### Task input
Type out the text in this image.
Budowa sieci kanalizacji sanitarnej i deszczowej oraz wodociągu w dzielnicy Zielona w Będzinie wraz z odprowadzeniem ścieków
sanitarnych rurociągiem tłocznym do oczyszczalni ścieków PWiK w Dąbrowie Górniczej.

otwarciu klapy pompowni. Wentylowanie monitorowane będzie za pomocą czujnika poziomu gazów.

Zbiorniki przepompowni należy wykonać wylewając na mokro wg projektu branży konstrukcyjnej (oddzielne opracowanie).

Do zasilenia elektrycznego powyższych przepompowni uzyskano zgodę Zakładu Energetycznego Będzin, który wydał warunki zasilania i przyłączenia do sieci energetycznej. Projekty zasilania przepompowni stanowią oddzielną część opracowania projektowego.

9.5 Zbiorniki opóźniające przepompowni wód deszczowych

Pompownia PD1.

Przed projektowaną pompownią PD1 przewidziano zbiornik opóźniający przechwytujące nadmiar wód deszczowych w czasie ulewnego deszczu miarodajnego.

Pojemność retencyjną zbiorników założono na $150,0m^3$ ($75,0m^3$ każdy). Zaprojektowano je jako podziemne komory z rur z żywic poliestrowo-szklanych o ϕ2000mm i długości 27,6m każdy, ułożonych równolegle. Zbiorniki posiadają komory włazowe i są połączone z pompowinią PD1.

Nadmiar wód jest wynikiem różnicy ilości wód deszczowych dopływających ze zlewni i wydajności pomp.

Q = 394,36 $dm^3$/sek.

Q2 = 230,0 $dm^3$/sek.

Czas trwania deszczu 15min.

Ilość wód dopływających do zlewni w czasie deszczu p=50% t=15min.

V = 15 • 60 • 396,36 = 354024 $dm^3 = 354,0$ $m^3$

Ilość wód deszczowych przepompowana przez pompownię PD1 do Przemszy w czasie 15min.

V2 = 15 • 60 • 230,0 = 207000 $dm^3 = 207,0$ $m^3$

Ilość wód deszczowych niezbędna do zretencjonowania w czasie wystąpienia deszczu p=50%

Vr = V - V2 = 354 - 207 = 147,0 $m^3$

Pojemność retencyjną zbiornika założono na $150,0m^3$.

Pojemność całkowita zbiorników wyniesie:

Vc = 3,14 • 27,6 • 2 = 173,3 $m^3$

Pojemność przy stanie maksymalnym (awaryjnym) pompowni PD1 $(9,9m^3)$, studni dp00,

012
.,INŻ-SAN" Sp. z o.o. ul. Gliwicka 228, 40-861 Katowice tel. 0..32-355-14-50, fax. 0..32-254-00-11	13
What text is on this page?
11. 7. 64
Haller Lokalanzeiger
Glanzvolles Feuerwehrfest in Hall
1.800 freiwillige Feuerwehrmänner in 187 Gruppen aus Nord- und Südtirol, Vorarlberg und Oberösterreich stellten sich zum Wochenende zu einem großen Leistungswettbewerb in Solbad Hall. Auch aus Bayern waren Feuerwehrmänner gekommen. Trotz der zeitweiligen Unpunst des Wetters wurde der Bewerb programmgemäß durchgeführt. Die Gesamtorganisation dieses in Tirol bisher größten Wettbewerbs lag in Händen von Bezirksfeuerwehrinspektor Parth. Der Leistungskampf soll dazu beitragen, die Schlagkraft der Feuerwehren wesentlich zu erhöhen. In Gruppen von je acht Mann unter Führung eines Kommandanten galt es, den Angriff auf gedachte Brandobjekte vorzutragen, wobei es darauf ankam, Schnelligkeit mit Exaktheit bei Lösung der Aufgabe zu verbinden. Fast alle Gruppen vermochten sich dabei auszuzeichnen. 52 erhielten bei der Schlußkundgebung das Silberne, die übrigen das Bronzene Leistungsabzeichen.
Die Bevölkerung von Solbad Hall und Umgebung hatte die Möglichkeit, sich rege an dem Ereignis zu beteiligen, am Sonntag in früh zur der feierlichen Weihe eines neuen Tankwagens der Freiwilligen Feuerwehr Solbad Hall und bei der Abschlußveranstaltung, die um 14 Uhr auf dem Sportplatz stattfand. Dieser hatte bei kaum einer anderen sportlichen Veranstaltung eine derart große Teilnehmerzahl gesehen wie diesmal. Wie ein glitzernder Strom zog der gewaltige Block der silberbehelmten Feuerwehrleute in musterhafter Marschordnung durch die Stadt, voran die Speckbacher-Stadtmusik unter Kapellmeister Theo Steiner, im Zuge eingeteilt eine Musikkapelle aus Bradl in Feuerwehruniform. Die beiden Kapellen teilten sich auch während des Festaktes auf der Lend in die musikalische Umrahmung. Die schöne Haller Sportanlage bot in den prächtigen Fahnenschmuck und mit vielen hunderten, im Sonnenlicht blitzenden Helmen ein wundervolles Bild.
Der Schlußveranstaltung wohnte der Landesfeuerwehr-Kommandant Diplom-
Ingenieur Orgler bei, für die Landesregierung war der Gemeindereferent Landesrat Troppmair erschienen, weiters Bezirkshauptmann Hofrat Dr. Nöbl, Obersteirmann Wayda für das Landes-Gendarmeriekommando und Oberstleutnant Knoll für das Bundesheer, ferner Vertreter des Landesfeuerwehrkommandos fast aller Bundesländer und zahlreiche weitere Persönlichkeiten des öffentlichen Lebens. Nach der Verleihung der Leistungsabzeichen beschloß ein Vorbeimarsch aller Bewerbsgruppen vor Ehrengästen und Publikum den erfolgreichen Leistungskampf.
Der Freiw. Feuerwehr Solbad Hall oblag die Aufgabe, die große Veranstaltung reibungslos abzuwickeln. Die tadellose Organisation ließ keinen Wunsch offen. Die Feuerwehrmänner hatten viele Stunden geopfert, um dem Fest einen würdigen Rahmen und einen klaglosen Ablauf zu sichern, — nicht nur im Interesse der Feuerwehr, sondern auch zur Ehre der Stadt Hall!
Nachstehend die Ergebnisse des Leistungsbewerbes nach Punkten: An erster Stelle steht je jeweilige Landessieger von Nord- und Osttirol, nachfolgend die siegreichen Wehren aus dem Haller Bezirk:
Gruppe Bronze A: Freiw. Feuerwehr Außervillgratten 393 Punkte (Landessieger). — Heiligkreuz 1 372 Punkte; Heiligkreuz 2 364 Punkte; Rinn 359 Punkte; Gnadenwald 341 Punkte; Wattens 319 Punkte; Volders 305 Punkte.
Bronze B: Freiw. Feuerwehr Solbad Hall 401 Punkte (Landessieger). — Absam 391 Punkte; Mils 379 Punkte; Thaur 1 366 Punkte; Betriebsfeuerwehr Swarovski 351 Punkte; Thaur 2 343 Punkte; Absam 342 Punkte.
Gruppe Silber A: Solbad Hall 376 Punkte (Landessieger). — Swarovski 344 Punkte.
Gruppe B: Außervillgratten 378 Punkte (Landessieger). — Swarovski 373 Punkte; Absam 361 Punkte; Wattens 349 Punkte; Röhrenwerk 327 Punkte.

### Your task
Read through the lines above and collect those that contain the string "this".

### Completed task
Type out the text in this image.
What text is on this page?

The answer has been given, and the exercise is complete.